[Stored entries]
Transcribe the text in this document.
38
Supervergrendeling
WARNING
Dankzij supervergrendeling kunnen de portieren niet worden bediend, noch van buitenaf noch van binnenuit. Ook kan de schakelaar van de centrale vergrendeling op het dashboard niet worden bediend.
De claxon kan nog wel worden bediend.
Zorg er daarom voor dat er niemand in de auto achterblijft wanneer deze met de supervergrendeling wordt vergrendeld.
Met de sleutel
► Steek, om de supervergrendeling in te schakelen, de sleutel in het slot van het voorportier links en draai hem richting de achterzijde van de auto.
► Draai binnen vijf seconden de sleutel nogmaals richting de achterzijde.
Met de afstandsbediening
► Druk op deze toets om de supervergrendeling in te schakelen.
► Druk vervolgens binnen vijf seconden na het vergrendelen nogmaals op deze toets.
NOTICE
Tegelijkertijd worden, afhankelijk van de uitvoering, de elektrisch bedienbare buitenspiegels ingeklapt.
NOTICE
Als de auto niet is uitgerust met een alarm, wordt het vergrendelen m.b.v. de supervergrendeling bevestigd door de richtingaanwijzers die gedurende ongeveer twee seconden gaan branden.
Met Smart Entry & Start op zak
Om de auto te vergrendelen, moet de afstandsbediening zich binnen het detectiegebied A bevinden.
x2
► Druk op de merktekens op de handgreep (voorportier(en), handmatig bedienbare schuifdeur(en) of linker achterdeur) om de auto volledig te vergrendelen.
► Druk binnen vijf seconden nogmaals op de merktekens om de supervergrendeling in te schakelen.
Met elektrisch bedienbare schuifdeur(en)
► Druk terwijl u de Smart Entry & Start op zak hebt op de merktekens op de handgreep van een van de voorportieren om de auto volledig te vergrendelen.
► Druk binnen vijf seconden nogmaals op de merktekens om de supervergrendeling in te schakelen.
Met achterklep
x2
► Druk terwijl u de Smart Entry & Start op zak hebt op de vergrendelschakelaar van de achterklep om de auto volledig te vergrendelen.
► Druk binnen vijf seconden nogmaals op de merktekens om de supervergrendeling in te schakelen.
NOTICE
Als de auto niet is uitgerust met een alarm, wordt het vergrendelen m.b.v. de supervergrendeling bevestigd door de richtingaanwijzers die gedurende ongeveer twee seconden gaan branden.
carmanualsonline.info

**REQUIREMENTS:**
Only a number is expected here: the count of lines in the listing that hold the string "hebt".

**COMPLETED EXERCISE:**
2